◆ **Instruction**
Show all lines from the data that include the word "chaque".

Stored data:
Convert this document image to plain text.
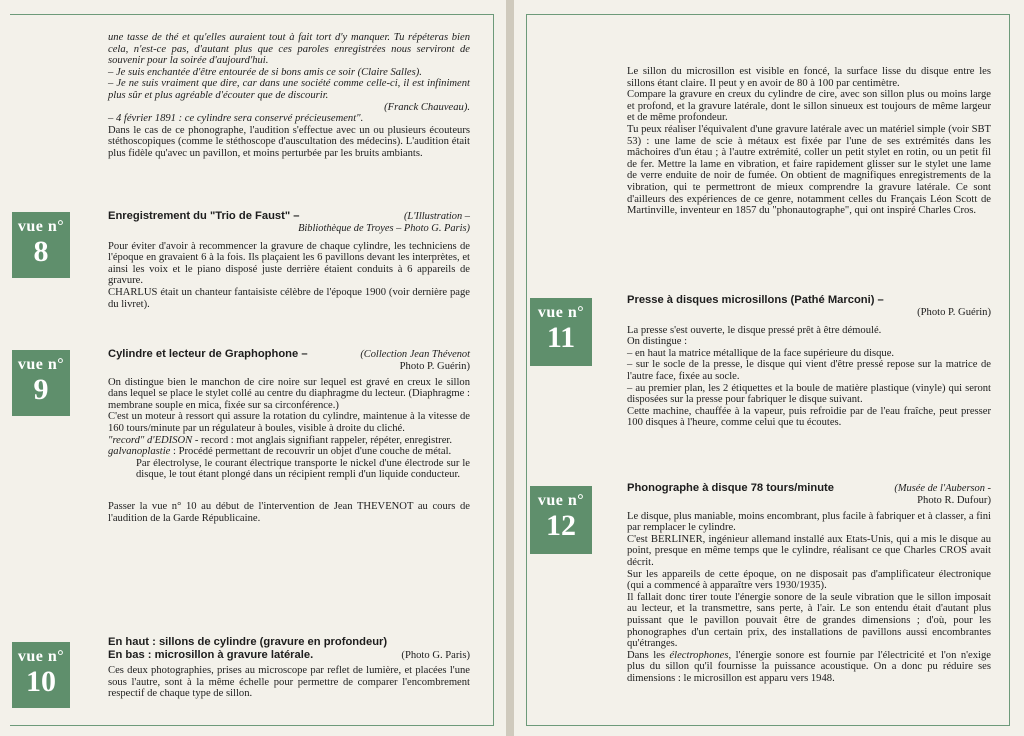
une tasse de thé et qu'elles auraient tout à fait tort d'y manquer. Tu répéteras bien cela, n'est-ce pas, d'autant plus que ces paroles enregistrées nous serviront de souvenir pour la soirée d'aujourd'hui.

– Je suis enchantée d'être entourée de si bons amis ce soir (Claire Salles).

– Je ne suis vraiment que dire, car dans une société comme celle-ci, il est infiniment plus sûr et plus agréable d'écouter que de discourir.

(Franck Chauveau).

– 4 février 1891 : ce cylindre sera conservé précieusement".

Dans le cas de ce phonographe, l'audition s'effectue avec un ou plusieurs écouteurs stéthoscopiques (comme le stéthoscope d'auscultation des médecins). L'audition était plus fidèle qu'avec un pavillon, et moins perturbée par les bruits ambiants.

vue n°
8
Enregistrement du "Trio de Faust" –	(L'Illustration –

Bibliothèque de Troyes – Photo G. Paris)

Pour éviter d'avoir à recommencer la gravure de chaque cylindre, les techniciens de l'époque en gravaient 6 à la fois. Ils plaçaient les 6 pavillons devant les interprètes, et ainsi les voix et le piano disposé juste derrière étaient conduits à 6 appareils de gravure.

CHARLUS était un chanteur fantaisiste célèbre de l'époque 1900 (voir dernière page du livret).

vue n°
9
Cylindre et lecteur de Graphophone –	(Collection Jean Thévenot

Photo P. Guérin)

On distingue bien le manchon de cire noire sur lequel est gravé en creux le sillon dans lequel se place le stylet collé au centre du diaphragme du lecteur. (Diaphragme : membrane souple en mica, fixée sur sa circonférence.)

C'est un moteur à ressort qui assure la rotation du cylindre, maintenue à la vitesse de 160 tours/minute par un régulateur à boules, visible à droite du cliché.

"record" d'EDISON - record : mot anglais signifiant rappeler, répéter, enregistrer.

galvanoplastie : Procédé permettant de recouvrir un objet d'une couche de métal.

Par électrolyse, le courant électrique transporte le nickel d'une électrode sur le disque, le tout étant plongé dans un récipient rempli d'un liquide conducteur.

Passer la vue n° 10 au début de l'intervention de Jean THEVENOT au cours de l'audition de la Garde Républicaine.

vue n°
10

En haut : sillons de cylindre (gravure en profondeur)

En bas : microsillon à gravure latérale.	(Photo G. Paris)

Ces deux photographies, prises au microscope par reflet de lumière, et placées l'une sous l'autre, sont à la même échelle pour permettre de comparer l'encombrement respectif de chaque type de sillon.

Le sillon du microsillon est visible en foncé, la surface lisse du disque entre les sillons étant claire. Il peut y en avoir de 80 à 100 par centimètre.

Compare la gravure en creux du cylindre de cire, avec son sillon plus ou moins large et profond, et la gravure latérale, dont le sillon sinueux est toujours de même largeur et de même profondeur.

Tu peux réaliser l'équivalent d'une gravure latérale avec un matériel simple (voir SBT 53) : une lame de scie à métaux est fixée par l'une de ses extrémités dans les mâchoires d'un étau ; à l'autre extrémité, coller un petit stylet en rotin, ou un petit fil de fer. Mettre la lame en vibration, et faire rapidement glisser sur le stylet une lame de verre enduite de noir de fumée. On obtient de magnifiques enregistrements de la vibration, qui te permettront de mieux comprendre la gravure latérale. Ce sont d'ailleurs des expériences de ce genre, notamment celles du Français Léon Scott de Martinville, inventeur en 1857 du "phonautographe", qui ont inspiré Charles Cros.

vue n°
11

Presse à disques microsillons (Pathé Marconi) –

(Photo P. Guérin)

La presse s'est ouverte, le disque pressé prêt à être démoulé.

On distingue :

– en haut la matrice métallique de la face supérieure du disque.

– sur le socle de la presse, le disque qui vient d'être pressé repose sur la matrice de l'autre face, fixée au socle.

– au premier plan, les 2 étiquettes et la boule de matière plastique (vinyle) qui seront disposées sur la presse pour fabriquer le disque suivant.

Cette machine, chauffée à la vapeur, puis refroidie par de l'eau fraîche, peut presser 100 disques à l'heure, comme celui que tu écoutes.

vue n°
12
Phonographe à disque 78 tours/minute	(Musée de l'Auberson -

Photo R. Dufour)

Le disque, plus maniable, moins encombrant, plus facile à fabriquer et à classer, a fini par remplacer le cylindre.

C'est BERLINER, ingénieur allemand installé aux Etats-Unis, qui a mis le disque au point, presque en même temps que le cylindre, réalisant ce que Charles CROS avait décrit.

Sur les appareils de cette époque, on ne disposait pas d'amplificateur électronique (qui a commencé à apparaître vers 1930/1935).

Il fallait donc tirer toute l'énergie sonore de la seule vibration que le sillon imposait au lecteur, et la transmettre, sans perte, à l'air. Le son entendu était d'autant plus puissant que le pavillon pouvait être de grandes dimensions ; d'où, pour les phonographes d'un certain prix, des installations de pavillons aussi encombrantes qu'étranges.

Dans les électrophones, l'énergie sonore est fournie par l'électricité et l'on n'exige plus du sillon qu'il fournisse la puissance acoustique. On a donc pu réduire ses dimensions : le microsillon est apparu vers 1948.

◆ **Output for this exercise**
Pour éviter d'avoir à recommencer la gravure de chaque cylindre, les techniciens de l'époque en gravaient 6 à la fois. Ils plaçaient les 6 pavillons devant les interprètes, et ainsi les voix et le piano disposé juste derrière étaient conduits à 6 appareils de gravure.
Ces deux photographies, prises au microscope par reflet de lumière, et placées l'une sous l'autre, sont à la même échelle pour permettre de comparer l'encombrement respectif de chaque type de sillon.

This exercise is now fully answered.